[Rows from a dataset]
########

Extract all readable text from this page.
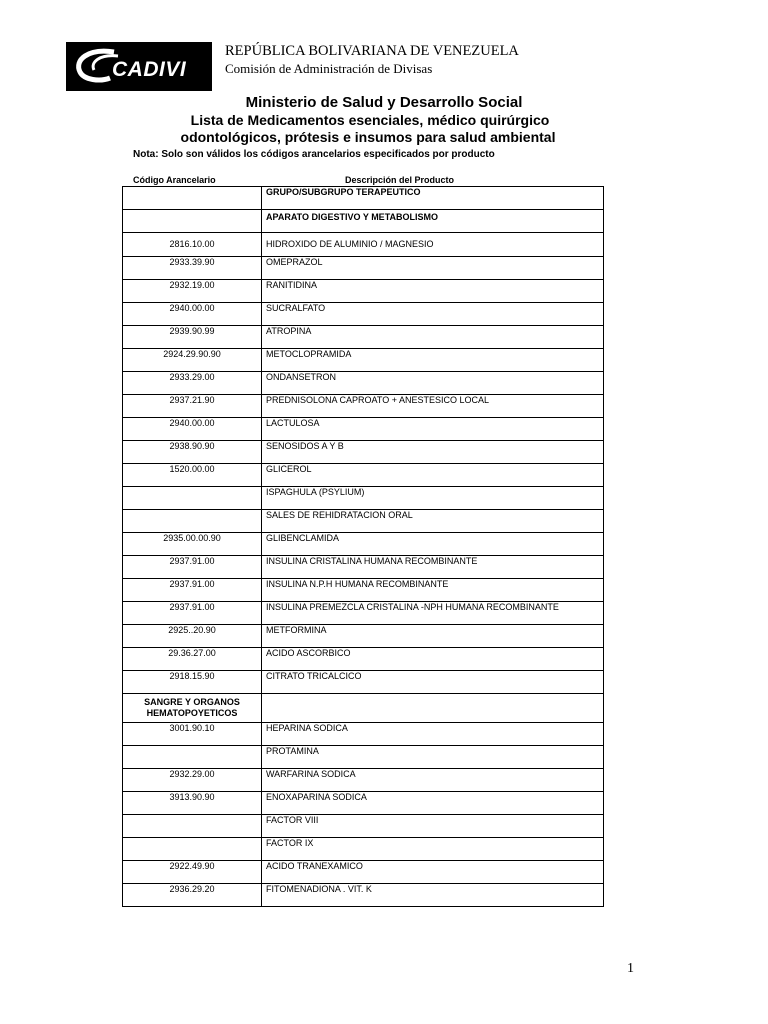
CADIVI
REPÚBLICA BOLIVARIANA DE VENEZUELA
Comisión de Administración de Divisas
Ministerio de Salud y Desarrollo Social
Lista de Medicamentos esenciales, médico quirúrgico
odontológicos, prótesis e insumos para salud ambiental
Nota: Solo son válidos los códigos arancelarios especificados por producto
Código Arancelario	Descripción del Producto
	GRUPO/SUBGRUPO TERAPEUTICO
	APARATO DIGESTIVO Y METABOLISMO
2816.10.00	HIDROXIDO DE ALUMINIO / MAGNESIO
2933.39.90	OMEPRAZOL
2932.19.00	RANITIDINA
2940.00.00	SUCRALFATO
2939.90.99	ATROPINA
2924.29.90.90	METOCLOPRAMIDA
2933.29.00	ONDANSETRON
2937.21.90	PREDNISOLONA CAPROATO + ANESTESICO LOCAL
2940.00.00	LACTULOSA
2938.90.90	SENOSIDOS A Y B
1520.00.00	GLICEROL
	ISPAGHULA (PSYLIUM)
	SALES DE REHIDRATACION ORAL
2935.00.00.90	GLIBENCLAMIDA
2937.91.00	INSULINA CRISTALINA HUMANA RECOMBINANTE
2937.91.00	INSULINA N.P.H HUMANA RECOMBINANTE
2937.91.00	INSULINA PREMEZCLA CRISTALINA -NPH HUMANA RECOMBINANTE
2925..20.90	METFORMINA
29.36.27.00	ACIDO ASCORBICO
2918.15.90	CITRATO TRICALCICO
SANGRE Y ORGANOS HEMATOPOYETICOS	
3001.90.10	HEPARINA SODICA
	PROTAMINA
2932.29.00	WARFARINA SODICA
3913.90.90	ENOXAPARINA SODICA
	FACTOR VIII
	FACTOR IX
2922.49.90	ACIDO TRANEXAMICO
2936.29.20	FITOMENADIONA . VIT. K
1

########

Write the entries above out in full, exactly, with no images.

Extract all readable text from this page.
CADIVI
REPÚBLICA BOLIVARIANA DE VENEZUELA
Comisión de Administración de Divisas
Ministerio de Salud y Desarrollo Social
Lista de Medicamentos esenciales, médico quirúrgico
odontológicos, prótesis e insumos para salud ambiental
Nota: Solo son válidos los códigos arancelarios especificados por producto
Código Arancelario	Descripción del Producto
	GRUPO/SUBGRUPO TERAPEUTICO
	APARATO DIGESTIVO Y METABOLISMO
2816.10.00	HIDROXIDO DE ALUMINIO / MAGNESIO
2933.39.90	OMEPRAZOL
2932.19.00	RANITIDINA
2940.00.00	SUCRALFATO
2939.90.99	ATROPINA
2924.29.90.90	METOCLOPRAMIDA
2933.29.00	ONDANSETRON
2937.21.90	PREDNISOLONA CAPROATO + ANESTESICO LOCAL
2940.00.00	LACTULOSA
2938.90.90	SENOSIDOS A Y B
1520.00.00	GLICEROL
	ISPAGHULA (PSYLIUM)
	SALES DE REHIDRATACION ORAL
2935.00.00.90	GLIBENCLAMIDA
2937.91.00	INSULINA CRISTALINA HUMANA RECOMBINANTE
2937.91.00	INSULINA N.P.H HUMANA RECOMBINANTE
2937.91.00	INSULINA PREMEZCLA CRISTALINA -NPH HUMANA RECOMBINANTE
2925..20.90	METFORMINA
29.36.27.00	ACIDO ASCORBICO
2918.15.90	CITRATO TRICALCICO
SANGRE Y ORGANOS HEMATOPOYETICOS	
3001.90.10	HEPARINA SODICA
	PROTAMINA
2932.29.00	WARFARINA SODICA
3913.90.90	ENOXAPARINA SODICA
	FACTOR VIII
	FACTOR IX
2922.49.90	ACIDO TRANEXAMICO
2936.29.20	FITOMENADIONA . VIT. K
1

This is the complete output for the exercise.